## SUPPLIED DATA
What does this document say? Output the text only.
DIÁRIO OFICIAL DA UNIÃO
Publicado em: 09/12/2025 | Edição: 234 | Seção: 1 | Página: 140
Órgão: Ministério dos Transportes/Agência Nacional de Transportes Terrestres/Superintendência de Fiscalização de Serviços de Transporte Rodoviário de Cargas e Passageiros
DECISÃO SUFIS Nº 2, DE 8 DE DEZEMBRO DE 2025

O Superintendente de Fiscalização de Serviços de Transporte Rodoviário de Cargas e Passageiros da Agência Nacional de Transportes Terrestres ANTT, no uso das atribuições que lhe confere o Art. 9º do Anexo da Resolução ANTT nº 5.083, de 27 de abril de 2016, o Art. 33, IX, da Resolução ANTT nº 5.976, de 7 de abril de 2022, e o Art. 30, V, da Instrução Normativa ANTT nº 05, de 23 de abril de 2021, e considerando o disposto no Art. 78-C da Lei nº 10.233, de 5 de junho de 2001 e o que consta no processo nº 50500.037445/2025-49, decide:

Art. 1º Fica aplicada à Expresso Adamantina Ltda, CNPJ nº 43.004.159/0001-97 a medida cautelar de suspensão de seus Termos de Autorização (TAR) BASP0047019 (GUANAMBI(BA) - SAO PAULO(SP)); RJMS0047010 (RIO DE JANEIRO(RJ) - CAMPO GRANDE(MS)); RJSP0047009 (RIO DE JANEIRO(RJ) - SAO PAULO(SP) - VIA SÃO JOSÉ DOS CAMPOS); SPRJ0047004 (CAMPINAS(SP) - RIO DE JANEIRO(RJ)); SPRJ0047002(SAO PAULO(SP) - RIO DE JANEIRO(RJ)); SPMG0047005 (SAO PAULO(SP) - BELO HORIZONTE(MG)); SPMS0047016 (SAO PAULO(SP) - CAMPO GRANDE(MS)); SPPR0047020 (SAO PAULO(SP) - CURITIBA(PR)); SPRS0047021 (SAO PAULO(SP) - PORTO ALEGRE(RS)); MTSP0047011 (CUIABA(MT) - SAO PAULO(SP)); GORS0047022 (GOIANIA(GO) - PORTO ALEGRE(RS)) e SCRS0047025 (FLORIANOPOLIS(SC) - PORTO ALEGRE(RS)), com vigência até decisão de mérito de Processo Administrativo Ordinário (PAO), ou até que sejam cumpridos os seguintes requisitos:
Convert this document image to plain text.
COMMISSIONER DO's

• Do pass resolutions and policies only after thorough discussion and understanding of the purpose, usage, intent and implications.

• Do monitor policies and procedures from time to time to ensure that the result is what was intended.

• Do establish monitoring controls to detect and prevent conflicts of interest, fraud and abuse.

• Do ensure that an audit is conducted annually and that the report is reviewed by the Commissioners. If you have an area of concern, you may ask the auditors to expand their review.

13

...

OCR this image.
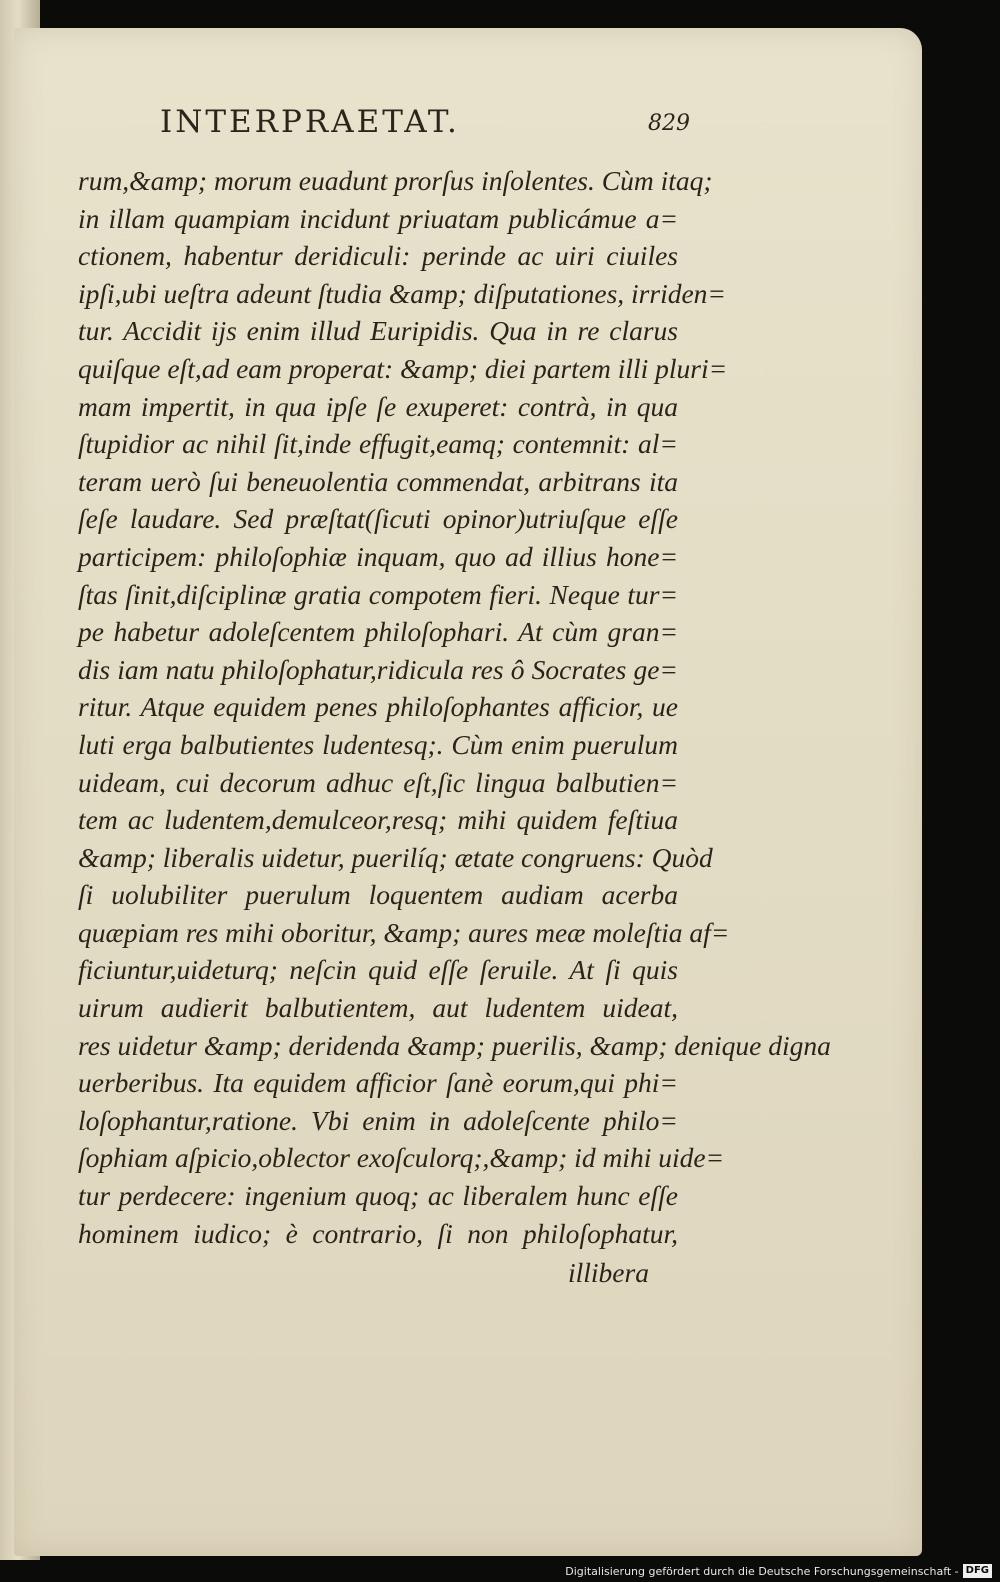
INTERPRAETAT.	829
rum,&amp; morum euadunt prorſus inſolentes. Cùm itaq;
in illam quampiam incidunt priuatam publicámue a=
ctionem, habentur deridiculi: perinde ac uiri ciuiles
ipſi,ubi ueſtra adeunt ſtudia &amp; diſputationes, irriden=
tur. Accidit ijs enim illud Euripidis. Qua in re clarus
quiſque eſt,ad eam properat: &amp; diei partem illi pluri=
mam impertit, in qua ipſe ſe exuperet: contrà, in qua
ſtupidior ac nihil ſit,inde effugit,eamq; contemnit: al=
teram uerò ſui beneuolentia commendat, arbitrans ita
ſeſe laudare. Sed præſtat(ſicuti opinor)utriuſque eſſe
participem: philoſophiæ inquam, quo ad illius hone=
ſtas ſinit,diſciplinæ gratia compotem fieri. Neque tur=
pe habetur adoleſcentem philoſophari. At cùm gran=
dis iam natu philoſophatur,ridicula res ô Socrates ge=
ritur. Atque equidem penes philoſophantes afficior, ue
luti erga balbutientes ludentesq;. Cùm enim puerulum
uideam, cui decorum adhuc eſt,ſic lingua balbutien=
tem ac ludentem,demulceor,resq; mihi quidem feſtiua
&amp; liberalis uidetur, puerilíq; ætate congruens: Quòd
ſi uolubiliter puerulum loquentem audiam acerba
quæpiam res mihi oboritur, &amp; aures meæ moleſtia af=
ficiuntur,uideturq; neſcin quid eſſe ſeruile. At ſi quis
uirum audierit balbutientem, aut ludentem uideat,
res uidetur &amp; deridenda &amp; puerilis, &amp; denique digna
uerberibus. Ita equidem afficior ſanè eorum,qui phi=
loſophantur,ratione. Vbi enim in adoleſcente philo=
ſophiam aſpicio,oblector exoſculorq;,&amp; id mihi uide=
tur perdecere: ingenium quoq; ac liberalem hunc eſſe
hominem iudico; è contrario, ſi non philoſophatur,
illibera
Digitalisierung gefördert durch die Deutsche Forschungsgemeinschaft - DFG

## GIVEN TASK
Give the number of lines in the records above that contain the word "afficior". Reply with that number alone.

## FINISHED TASK
2